TASK BRIEF: In the forum thread on goat breeding, which buck will service the first poster's other girls if they don't take from Joe or the Boer buck?

EXTRACT PROVIDED:
Yes, I am breeding the 3 older (2 1/2 year old FF) to Joe Dirt before he leaves. That way they will freshen before I decide for sure if I want him or not. I am also trying to breed Joe to my 3 of my other registered does also - 1 I know for sure he "serviced". I plan on keeping a few does and maybe a buck from Joe if I can. Then in Spring, I will have 2 unregistered and 1 registered does to breed to a new buck and then in llate spring I will have a registered doe and a pygmy to breed also. Turner will hopefully be able to do the later breedings by then. My other girls will be serviced by the Nubian buck if they don't take from Joe or the Boer Buck before they leave.


----------



## Sweet Gum Minis (Oct 6, 2007)

Well I've also seen farms who hang onto bucks and use them over and over every year and I see their daughters and they believe they're quality but they're not near as nice as they paint them up to be. Champion buck too but he's not worth the keep if he can't produce daughters better than he is.

I want to improve, improve and improve. If you use the same buck all the time you will never get any better unless you inbreed/line breed heavily. I am not against using some linebreeding, but I've seen some farms that are just inbred. Gorgeous animals though, but makes you wonder what the personalities are like in those animals. LOL


----------



## liz (Oct 5, 2007)

I like the looks of his daughters, of course you won't be using him on them, but with your other does, he is a fuzzy guy, but most don't clip their bucks at all, I never did til this past year. Once his daughters freshen, you will have a better idea of who to breed him with...to improve different qualities and of course, hopefully you'll have Dirt Daughters to breed and even out those qualities. You won't know how ANY of those kids will turn out unless they are concieved and if you choose not to get him because of one "fault" or another, you will never know. Besides, if you end up with pet quality kids, you can sell them as that and have the money to get a "better" buck if you want to or are able to.


----------



## Muddy Creek Farm (Oct 5, 2007)

SOURCE MATERIAL:
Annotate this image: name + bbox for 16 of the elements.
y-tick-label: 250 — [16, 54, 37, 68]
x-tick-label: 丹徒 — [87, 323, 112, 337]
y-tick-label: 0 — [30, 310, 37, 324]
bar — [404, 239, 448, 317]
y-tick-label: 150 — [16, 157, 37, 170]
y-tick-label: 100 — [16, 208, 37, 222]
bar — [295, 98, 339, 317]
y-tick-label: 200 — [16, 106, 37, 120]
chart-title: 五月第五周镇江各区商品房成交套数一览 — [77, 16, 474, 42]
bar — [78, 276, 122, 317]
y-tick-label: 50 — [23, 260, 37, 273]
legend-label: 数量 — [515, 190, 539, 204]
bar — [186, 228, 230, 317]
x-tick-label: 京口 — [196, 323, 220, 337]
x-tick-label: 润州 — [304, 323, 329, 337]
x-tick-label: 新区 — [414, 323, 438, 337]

ANSWER TO THIS EXERCISE: The Nubian buck.